- WORK TO DO -
Select the lines below containing the word "will".

[Rows from a dataset]

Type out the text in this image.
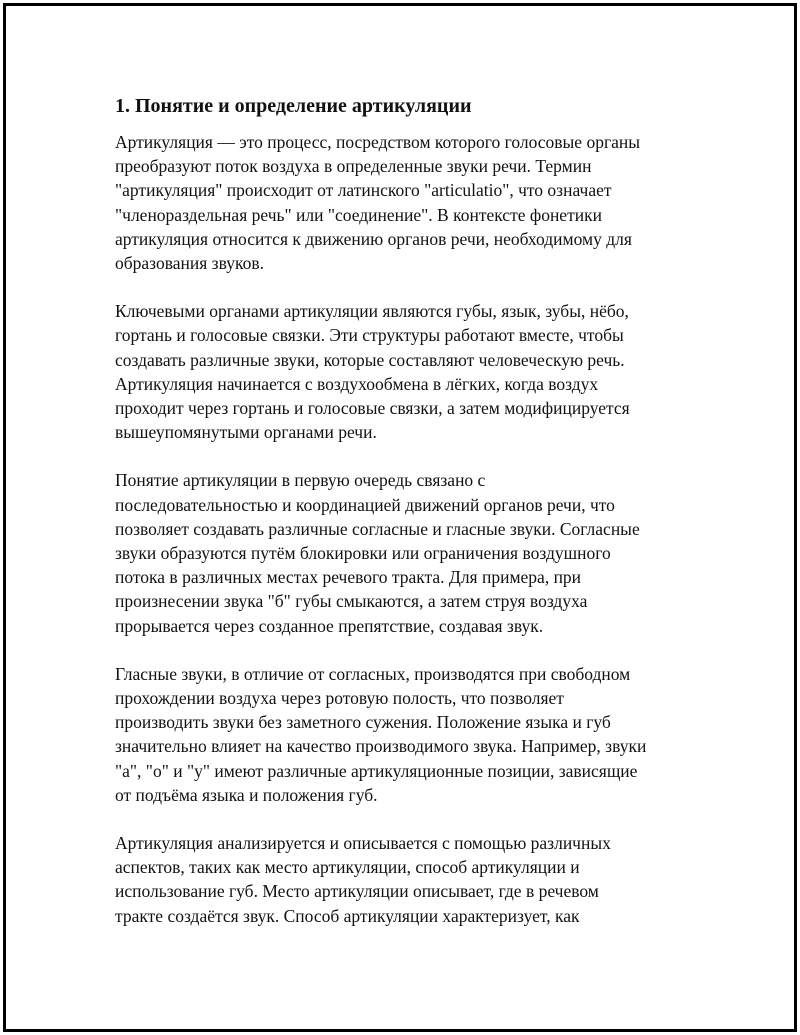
1. Понятие и определение артикуляции
Артикуляция — это процесс, посредством которого голосовые органы
преобразуют поток воздуха в определенные звуки речи. Термин
"артикуляция" происходит от латинского "articulatio", что означает
"членораздельная речь" или "соединение". В контексте фонетики
артикуляция относится к движению органов речи, необходимому для
образования звуков.
Ключевыми органами артикуляции являются губы, язык, зубы, нёбо,
гортань и голосовые связки. Эти структуры работают вместе, чтобы
создавать различные звуки, которые составляют человеческую речь.
Артикуляция начинается с воздухообмена в лёгких, когда воздух
проходит через гортань и голосовые связки, а затем модифицируется
вышеупомянутыми органами речи.
Понятие артикуляции в первую очередь связано с
последовательностью и координацией движений органов речи, что
позволяет создавать различные согласные и гласные звуки. Согласные
звуки образуются путём блокировки или ограничения воздушного
потока в различных местах речевого тракта. Для примера, при
произнесении звука "б" губы смыкаются, а затем струя воздуха
прорывается через созданное препятствие, создавая звук.
Гласные звуки, в отличие от согласных, производятся при свободном
прохождении воздуха через ротовую полость, что позволяет
производить звуки без заметного сужения. Положение языка и губ
значительно влияет на качество производимого звука. Например, звуки
"а", "о" и "у" имеют различные артикуляционные позиции, зависящие
от подъёма языка и положения губ.
Артикуляция анализируется и описывается с помощью различных
аспектов, таких как место артикуляции, способ артикуляции и
использование губ. Место артикуляции описывает, где в речевом
тракте создаётся звук. Способ артикуляции характеризует, как
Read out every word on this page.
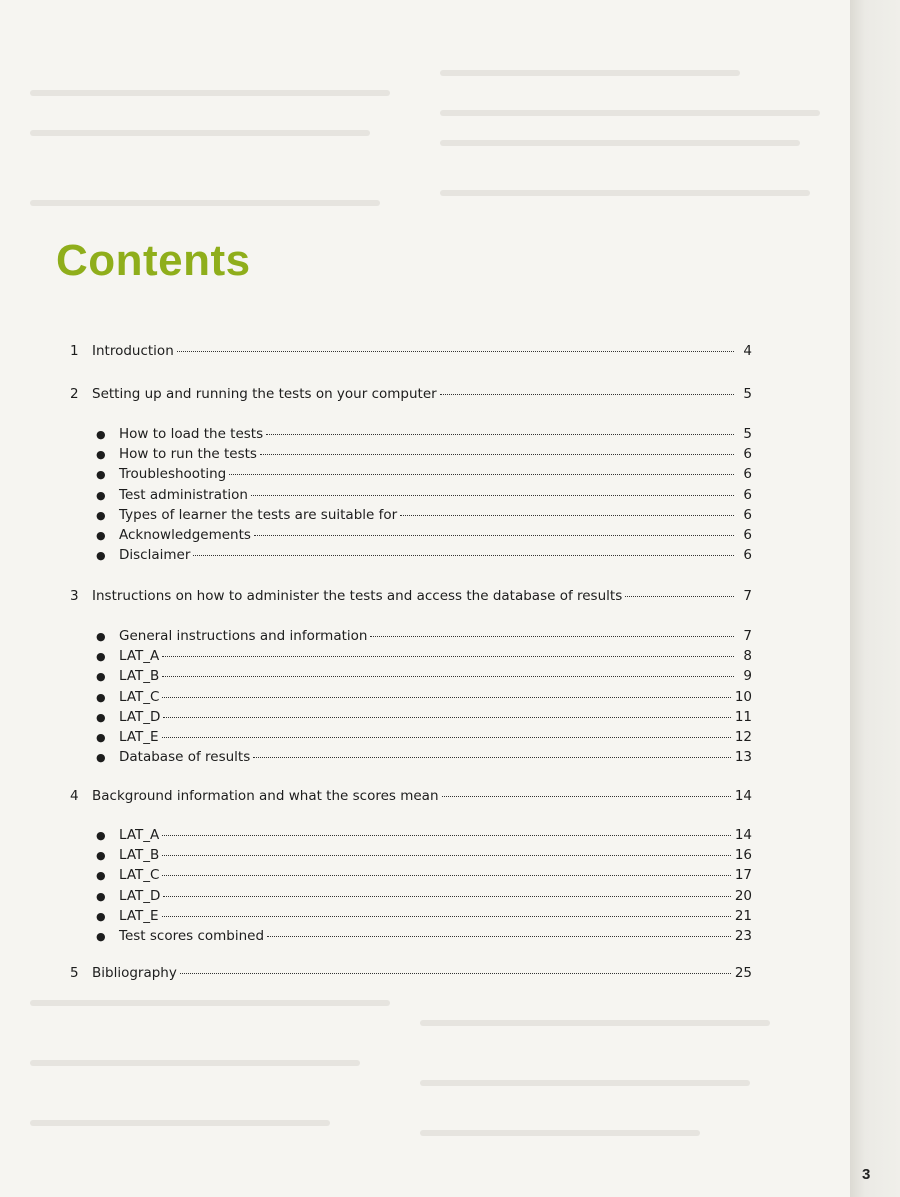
Contents
1 Introduction	4
2 Setting up and running the tests on your computer	5
● How to load the tests	5
● How to run the tests	6
● Troubleshooting	6
● Test administration	6
● Types of learner the tests are suitable for	6
● Acknowledgements	6
● Disclaimer	6
3 Instructions on how to administer the tests and access the database of results	7
● General instructions and information	7
● LAT_A	8
● LAT_B	9
● LAT_C	10
● LAT_D	11
● LAT_E	12
● Database of results	13
4 Background information and what the scores mean	14
● LAT_A	14
● LAT_B	16
● LAT_C	17
● LAT_D	20
● LAT_E	21
● Test scores combined	23
5 Bibliography	25
3
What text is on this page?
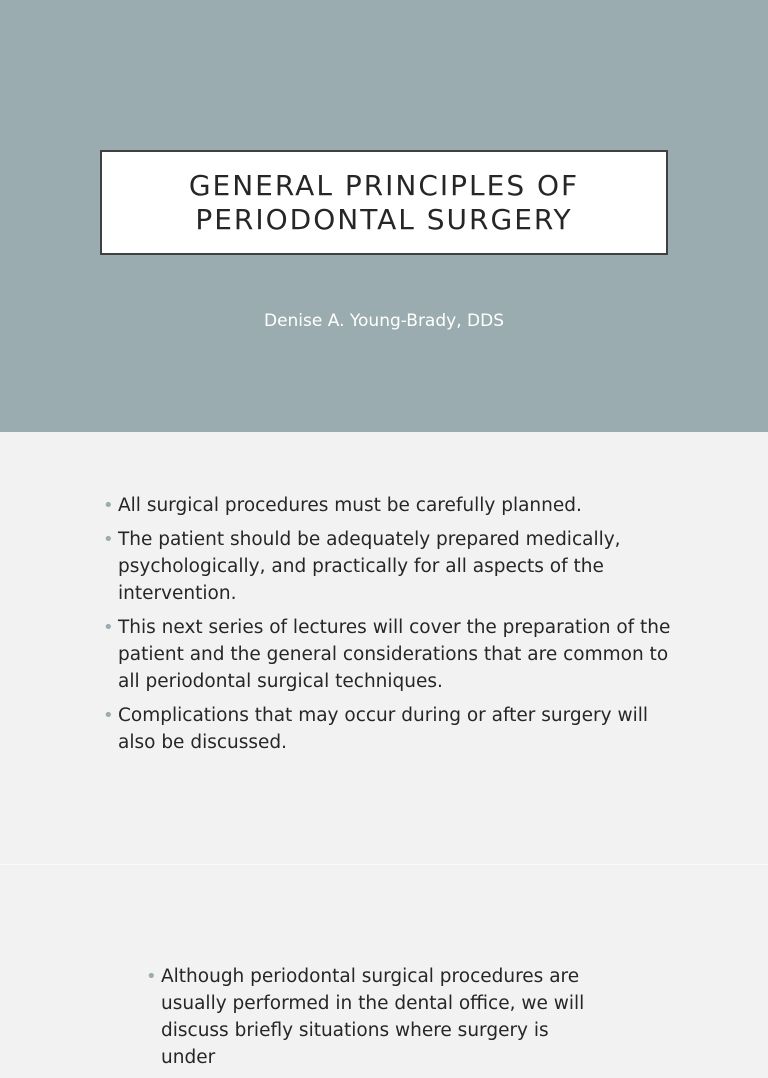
GENERAL PRINCIPLES OF
PERIODONTAL SURGERY
Denise A. Young-Brady, DDS
• All surgical procedures must be carefully planned.
• The patient should be adequately prepared medically, psychologically, and practically for all aspects of the intervention.
• This next series of lectures will cover the preparation of the patient and the general considerations that are common to all periodontal surgical techniques.
• Complications that may occur during or after surgery will also be discussed.
• Although periodontal surgical procedures are usually performed in the dental office, we will discuss briefly situations where surgery is under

- ANSWER TO THE EXERCISE -
• This next series of lectures will cover the preparation of the patient and the general considerations that are common to all periodontal surgical techniques.
• Complications that may occur during or after surgery will also be discussed.
• Although periodontal surgical procedures are usually performed in the dental office, we will discuss briefly situations where surgery is under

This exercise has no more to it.